TEXTE EXTRAIT:
Impressions premières
Nous quittons Nantes dimanche 12 avril. Je me sens excité de partir, après 6 mois de préparation, inquiet du rythme peut-être trop intense, heureux de voyager 4 mois avec les garçons, reconnaissant à Pauline de me laisser partir avec eux…
Je rêve de ce voyage depuis plusieurs années. Partir loin, ensemble, prendre des dizaines de trains, de bateaux, de bus, traverser l’Europe et l’Asie, découvrir des langues et des villes lointaines, rencontrer des inconnus…
Qu’allons-nous trouver sur notre route, alors que le monde s’embrase ? Générosité, indifférence, curiosité, méfiance ? Et nous, saurons-nous être assez ouverts, curieux et profiter de chaque instant ? Les enfants vont-ils mieux s’entendre qu’à la maison ? Au bout de combien de temps vais-je avoir envie de les étriper ? Je crois que je serai heureux de retrouver Pauline au Japon…
Le premier train du voyage nous emmène en Auvergne, embrasser grand-mère et maman, dormir dans la maison où j’ai appris à faire du vélo. Nous dînons dans la salle à manger jaune, sous le trophée du sanglier, et je pense à Samarcande et au grand Bouddha de Leshan.

OBJECTIF: Poursuivez le récit de voyage ci-dessus à partir de sa dernière phrase.

[Données de prédiction des boîtes englobantes]
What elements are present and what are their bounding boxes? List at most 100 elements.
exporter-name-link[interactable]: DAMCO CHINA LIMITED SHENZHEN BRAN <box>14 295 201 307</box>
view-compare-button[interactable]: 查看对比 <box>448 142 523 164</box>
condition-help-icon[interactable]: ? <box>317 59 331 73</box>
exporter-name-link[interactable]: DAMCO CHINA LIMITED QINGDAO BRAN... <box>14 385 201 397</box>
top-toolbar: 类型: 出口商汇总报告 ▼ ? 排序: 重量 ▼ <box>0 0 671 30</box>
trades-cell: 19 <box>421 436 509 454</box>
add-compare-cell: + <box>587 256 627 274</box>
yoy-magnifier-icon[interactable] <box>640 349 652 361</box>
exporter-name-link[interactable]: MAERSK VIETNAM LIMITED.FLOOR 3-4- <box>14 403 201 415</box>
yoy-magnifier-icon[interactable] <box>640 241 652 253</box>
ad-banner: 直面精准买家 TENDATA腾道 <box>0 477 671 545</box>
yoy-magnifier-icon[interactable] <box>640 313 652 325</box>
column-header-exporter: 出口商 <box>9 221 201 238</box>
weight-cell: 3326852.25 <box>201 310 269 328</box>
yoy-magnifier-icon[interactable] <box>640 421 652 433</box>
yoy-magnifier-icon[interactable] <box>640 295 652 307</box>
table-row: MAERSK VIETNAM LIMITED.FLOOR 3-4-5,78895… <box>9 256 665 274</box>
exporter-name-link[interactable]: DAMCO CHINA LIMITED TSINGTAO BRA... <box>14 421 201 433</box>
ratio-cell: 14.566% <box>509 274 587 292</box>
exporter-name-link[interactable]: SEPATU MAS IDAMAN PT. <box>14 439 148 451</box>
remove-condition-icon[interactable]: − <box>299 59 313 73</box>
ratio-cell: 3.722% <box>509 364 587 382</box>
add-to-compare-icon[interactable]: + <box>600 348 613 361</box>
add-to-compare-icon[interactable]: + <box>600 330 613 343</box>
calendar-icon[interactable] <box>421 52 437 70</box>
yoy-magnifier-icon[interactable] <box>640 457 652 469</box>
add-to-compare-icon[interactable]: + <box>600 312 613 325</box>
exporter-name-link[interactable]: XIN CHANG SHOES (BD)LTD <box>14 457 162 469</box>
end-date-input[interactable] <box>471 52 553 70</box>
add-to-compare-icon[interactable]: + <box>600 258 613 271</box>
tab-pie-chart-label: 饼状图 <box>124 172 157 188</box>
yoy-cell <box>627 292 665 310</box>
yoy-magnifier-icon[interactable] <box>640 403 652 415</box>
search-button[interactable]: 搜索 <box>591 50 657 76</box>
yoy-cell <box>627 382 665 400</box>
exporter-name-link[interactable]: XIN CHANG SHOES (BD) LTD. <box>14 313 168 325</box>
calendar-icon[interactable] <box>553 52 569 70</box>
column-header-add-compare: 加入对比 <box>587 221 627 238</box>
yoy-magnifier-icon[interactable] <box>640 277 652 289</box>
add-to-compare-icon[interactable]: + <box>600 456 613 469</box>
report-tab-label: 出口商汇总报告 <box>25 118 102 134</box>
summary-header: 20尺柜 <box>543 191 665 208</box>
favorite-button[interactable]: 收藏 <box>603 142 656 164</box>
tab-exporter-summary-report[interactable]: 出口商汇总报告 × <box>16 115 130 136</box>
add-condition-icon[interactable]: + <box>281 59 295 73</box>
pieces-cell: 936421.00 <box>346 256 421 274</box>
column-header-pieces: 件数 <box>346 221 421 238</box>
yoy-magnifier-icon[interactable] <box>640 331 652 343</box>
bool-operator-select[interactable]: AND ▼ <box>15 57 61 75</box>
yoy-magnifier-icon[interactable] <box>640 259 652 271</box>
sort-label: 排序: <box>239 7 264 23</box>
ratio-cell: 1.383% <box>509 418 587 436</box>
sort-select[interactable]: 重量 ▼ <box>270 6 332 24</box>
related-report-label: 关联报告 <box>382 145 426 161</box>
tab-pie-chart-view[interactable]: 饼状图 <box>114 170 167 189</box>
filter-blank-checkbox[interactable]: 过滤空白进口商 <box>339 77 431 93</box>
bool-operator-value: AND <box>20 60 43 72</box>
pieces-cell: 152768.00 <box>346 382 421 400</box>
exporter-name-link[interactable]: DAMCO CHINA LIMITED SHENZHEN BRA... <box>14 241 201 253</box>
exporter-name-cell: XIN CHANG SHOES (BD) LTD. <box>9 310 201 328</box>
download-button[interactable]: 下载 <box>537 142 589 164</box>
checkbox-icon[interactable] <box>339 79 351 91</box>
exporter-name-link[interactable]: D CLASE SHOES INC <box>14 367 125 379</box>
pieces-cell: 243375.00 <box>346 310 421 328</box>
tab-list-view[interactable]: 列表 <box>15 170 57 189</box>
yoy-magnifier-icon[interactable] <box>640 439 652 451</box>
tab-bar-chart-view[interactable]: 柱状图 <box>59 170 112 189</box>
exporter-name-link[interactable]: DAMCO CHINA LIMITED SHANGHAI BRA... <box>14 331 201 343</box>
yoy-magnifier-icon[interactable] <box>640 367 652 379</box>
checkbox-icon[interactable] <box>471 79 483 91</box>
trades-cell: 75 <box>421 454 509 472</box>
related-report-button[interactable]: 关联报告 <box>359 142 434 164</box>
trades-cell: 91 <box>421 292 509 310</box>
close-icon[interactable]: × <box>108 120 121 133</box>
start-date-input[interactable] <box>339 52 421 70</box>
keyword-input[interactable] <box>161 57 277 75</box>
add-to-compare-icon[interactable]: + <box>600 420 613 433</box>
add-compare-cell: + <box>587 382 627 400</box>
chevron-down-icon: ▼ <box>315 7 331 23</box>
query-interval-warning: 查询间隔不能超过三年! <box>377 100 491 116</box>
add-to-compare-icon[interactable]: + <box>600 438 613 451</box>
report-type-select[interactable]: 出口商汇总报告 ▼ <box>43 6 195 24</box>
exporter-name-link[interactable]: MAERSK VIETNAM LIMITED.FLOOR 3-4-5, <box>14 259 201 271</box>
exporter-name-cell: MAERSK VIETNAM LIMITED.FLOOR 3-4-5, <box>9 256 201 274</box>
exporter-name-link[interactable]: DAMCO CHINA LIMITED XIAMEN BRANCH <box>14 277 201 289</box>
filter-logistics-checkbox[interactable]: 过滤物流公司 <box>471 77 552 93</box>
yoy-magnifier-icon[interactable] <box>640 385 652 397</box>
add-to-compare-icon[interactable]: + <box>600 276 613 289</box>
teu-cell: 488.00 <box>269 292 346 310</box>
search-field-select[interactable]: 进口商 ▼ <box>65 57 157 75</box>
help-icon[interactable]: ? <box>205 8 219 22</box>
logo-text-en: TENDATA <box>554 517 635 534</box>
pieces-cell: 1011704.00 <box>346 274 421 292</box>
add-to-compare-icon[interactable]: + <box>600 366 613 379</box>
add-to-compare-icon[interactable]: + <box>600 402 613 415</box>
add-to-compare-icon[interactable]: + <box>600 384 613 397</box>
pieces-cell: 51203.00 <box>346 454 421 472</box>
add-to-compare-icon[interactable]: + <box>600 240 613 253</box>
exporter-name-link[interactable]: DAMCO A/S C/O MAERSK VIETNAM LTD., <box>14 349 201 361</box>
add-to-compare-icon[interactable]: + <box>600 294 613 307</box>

RÉPONSE RÉDIGÉE:
Nous quittons Vichy lundi 13 avril matin pour Lyon, puis Milan, d’où nous repartons de bonne heure pour Venise. C’est ici, en marchant le long des canaux et en écorchant le nom des rues, que le voyage commence vraiment. Des chefs d’œuvre à chaque coin de rue, des palais millénaires perchés sur des millions de pilotis, Venise ou le génie humain… les garçons n’en reviennent pas. Selon une étude récente, la ville devrait disparaître d’ici 200 ou 300 ans à cause de la montée des eaux.




Nous repartons mercredi 15 avril pour Naples. Après la ville musée, on change d’ambiance. Naples c’est un chien borgne, un gamin torse nu, qui crie, une femme en rouge sur un scooter, la mer qui brûle, un grand sourire sans dents.
On mange des pizzas, bien-sûr, et puis des pasta alla genovese, des gaffaris, du baba…




Jeudi on visite Pompéi, ensevelie en quelques heures il y a presque 2000 ans. Sur le sol en mosaïque de l’entrée d’une maison, le fameux avertissement cave canem, attention au chien, sur le mur d’une taverne, l’inscription « Nous étions contents de venir, nous sommes encore plus contents de repartir ! »…


Après Naples, train pour Bari, première glace, premier saut dans la mer, premier bateau, vers la Grèce.


D’abord, les Météores, au Nord-Ouest, des monastères du 15ème siècle, construits sur des pitons rocheux à plusieurs centaines de mètres de hauteur. On a du mal à imaginer la vie de ces moines il y a 600 ans. Aujourd’hui les touristes se pressent et on ne les aperçoit plus guère.


De Kalambaka, nous prenons un bus puis un train pour Athènes. La ville est très agréable, elle me rappelle un peu certains quartiers de Buenos Aires : architecture légèrement anarchique, rues aérées et fleuries.
Les grecs sont adorables, comme tous les gens que nous avons croisés jusqu’ici.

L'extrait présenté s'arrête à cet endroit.